**BRIEF:** Go through the listing and return every line with "JSON" in it.

Excerpts from a figure dataset:

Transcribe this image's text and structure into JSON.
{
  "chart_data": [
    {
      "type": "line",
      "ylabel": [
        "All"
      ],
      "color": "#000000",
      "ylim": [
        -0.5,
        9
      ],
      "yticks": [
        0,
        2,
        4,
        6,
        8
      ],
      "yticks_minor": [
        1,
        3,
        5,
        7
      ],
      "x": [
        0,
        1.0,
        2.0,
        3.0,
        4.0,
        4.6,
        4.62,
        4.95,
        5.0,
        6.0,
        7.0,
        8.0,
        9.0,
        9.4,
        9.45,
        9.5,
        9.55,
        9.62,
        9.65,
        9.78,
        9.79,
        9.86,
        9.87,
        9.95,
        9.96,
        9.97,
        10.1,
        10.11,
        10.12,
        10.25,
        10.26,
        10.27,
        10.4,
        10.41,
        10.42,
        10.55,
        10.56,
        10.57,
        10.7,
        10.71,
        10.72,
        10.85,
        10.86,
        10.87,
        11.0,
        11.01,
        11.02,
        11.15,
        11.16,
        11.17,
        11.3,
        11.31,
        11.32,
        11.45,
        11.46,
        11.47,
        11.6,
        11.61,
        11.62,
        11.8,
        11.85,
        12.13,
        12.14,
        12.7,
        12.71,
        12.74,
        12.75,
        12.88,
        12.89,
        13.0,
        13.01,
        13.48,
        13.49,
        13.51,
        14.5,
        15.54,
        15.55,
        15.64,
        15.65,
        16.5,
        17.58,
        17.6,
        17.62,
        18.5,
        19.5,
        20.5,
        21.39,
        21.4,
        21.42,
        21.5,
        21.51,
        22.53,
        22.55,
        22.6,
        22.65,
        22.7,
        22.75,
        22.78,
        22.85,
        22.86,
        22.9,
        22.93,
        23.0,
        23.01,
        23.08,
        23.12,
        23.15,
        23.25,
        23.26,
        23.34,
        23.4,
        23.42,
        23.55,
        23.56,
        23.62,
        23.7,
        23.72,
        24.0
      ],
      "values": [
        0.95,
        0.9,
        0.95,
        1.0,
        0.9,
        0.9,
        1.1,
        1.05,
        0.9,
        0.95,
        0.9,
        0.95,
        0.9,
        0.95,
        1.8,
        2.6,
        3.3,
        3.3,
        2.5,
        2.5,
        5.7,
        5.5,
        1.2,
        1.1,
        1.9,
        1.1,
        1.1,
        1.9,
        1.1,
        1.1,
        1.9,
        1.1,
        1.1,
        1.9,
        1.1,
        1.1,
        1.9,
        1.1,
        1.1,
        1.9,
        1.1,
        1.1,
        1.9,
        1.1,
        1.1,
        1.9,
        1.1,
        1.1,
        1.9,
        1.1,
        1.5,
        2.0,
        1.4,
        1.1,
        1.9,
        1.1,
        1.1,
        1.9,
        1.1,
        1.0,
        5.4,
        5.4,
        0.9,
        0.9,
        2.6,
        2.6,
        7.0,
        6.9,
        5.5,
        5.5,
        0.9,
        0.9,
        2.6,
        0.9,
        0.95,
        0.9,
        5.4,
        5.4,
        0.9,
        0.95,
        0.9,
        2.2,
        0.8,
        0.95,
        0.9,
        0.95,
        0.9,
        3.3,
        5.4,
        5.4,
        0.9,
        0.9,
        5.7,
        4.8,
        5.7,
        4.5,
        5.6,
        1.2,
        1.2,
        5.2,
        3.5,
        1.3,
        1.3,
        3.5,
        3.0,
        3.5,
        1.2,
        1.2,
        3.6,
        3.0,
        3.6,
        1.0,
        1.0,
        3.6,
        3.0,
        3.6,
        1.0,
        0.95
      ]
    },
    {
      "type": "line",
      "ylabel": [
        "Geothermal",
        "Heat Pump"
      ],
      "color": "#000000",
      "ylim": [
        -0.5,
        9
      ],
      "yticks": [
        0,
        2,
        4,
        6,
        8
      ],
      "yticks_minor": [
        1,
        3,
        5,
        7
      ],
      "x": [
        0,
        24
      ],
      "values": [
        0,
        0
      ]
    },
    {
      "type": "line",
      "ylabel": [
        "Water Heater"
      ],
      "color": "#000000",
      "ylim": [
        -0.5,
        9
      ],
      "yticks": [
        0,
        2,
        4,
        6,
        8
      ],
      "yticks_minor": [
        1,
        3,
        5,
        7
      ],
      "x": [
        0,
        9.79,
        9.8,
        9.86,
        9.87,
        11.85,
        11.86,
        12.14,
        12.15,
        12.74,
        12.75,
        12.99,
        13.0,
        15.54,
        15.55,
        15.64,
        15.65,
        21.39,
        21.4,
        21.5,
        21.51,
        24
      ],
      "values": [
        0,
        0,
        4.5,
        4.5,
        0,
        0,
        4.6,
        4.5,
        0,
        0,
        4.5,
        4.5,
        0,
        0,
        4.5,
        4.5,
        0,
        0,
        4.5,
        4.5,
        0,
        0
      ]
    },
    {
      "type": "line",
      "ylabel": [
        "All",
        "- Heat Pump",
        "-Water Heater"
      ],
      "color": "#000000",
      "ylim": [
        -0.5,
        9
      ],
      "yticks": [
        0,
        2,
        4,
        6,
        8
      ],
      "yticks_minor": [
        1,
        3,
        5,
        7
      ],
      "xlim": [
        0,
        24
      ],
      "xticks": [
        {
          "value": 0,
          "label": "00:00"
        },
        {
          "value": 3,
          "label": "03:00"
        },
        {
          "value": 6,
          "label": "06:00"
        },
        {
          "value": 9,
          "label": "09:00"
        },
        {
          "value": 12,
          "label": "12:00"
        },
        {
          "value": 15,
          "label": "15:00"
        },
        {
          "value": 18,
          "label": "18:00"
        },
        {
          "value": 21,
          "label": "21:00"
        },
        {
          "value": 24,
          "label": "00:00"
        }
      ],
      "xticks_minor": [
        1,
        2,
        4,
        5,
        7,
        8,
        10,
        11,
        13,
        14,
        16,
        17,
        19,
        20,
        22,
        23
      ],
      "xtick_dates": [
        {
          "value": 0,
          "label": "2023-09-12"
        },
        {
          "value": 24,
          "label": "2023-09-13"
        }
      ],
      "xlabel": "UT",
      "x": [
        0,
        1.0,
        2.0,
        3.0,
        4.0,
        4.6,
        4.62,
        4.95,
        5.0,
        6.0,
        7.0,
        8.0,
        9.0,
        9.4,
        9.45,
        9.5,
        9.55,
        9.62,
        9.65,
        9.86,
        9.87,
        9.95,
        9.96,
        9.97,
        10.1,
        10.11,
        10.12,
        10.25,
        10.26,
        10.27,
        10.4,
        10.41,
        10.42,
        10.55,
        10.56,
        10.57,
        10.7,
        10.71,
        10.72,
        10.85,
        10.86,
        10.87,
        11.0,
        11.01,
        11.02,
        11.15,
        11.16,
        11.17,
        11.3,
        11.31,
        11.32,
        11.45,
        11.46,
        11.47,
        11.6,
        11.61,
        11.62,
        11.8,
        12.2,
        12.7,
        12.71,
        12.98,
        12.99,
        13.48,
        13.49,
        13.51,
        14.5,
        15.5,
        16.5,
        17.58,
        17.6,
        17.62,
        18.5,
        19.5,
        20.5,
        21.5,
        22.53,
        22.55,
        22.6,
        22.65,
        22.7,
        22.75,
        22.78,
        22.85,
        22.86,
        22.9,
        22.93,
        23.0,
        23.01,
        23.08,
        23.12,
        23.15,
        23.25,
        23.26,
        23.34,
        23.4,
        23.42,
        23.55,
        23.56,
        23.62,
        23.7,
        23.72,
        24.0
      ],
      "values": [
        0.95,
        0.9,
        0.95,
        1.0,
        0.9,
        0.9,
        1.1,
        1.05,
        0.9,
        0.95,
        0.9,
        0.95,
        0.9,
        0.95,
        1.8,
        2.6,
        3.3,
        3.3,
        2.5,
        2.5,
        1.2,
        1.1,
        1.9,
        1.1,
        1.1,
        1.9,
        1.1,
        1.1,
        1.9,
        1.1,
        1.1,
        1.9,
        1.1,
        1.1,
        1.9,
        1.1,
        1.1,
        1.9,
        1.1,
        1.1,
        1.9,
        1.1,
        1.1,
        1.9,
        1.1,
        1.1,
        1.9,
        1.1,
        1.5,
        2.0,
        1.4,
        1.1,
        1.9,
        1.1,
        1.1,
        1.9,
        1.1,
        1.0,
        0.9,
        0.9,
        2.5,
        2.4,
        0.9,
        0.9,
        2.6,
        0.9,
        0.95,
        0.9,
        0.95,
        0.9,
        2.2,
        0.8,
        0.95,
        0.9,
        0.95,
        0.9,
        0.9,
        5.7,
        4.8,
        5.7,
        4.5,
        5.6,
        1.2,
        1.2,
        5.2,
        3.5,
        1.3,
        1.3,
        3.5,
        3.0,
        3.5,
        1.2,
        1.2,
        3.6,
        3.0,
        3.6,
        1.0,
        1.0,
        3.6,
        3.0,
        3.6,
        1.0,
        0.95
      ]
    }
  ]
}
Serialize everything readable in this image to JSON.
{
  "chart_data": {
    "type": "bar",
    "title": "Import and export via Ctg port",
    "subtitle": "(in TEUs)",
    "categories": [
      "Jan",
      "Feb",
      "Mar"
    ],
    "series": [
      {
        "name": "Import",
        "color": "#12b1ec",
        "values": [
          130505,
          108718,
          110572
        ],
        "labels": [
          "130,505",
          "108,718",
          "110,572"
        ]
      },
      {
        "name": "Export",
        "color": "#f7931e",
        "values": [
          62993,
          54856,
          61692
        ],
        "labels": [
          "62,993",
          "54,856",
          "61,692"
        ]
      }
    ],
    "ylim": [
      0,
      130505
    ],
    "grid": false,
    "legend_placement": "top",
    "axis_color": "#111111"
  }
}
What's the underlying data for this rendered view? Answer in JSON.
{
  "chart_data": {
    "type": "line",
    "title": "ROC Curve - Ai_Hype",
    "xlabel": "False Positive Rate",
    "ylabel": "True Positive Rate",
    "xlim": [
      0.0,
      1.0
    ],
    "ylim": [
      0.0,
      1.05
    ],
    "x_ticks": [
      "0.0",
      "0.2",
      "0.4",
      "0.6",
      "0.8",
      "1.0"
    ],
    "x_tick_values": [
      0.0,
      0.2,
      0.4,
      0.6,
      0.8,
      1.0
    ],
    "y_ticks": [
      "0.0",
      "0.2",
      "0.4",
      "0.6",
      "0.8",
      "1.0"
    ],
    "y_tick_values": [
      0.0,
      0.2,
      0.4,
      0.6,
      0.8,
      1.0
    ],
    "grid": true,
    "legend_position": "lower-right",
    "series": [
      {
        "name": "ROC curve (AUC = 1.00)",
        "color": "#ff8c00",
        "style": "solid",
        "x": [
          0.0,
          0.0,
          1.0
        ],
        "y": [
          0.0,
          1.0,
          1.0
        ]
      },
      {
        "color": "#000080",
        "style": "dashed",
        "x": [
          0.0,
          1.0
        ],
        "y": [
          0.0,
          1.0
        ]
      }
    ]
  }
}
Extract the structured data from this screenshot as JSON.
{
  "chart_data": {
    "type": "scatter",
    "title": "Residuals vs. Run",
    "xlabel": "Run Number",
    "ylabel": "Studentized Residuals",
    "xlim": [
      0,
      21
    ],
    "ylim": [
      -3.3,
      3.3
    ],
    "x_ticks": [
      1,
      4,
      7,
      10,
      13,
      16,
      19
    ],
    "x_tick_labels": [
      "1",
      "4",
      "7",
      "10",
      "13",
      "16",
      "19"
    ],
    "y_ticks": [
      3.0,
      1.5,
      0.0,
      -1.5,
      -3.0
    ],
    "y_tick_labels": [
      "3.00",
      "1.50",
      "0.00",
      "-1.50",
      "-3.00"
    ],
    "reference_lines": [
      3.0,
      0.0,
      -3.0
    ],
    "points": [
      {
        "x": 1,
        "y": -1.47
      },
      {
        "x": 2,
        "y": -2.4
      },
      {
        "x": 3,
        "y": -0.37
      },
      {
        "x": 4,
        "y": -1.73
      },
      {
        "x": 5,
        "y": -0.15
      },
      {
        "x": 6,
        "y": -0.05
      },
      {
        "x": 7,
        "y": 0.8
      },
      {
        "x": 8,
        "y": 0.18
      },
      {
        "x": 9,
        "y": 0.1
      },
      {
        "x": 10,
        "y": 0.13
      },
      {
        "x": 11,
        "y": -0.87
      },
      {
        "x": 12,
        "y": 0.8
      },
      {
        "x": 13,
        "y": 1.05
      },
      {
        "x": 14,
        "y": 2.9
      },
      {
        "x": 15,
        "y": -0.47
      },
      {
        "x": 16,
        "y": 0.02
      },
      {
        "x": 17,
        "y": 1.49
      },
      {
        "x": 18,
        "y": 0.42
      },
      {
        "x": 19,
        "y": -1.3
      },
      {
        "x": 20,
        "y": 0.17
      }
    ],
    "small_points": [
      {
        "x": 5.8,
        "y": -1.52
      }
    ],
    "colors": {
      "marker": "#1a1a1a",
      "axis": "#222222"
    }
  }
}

**TASK RESPONSE:**
Transcribe this image's text and structure into JSON.
Serialize everything readable in this image to JSON.
What's the underlying data for this rendered view? Answer in JSON.
Extract the structured data from this screenshot as JSON.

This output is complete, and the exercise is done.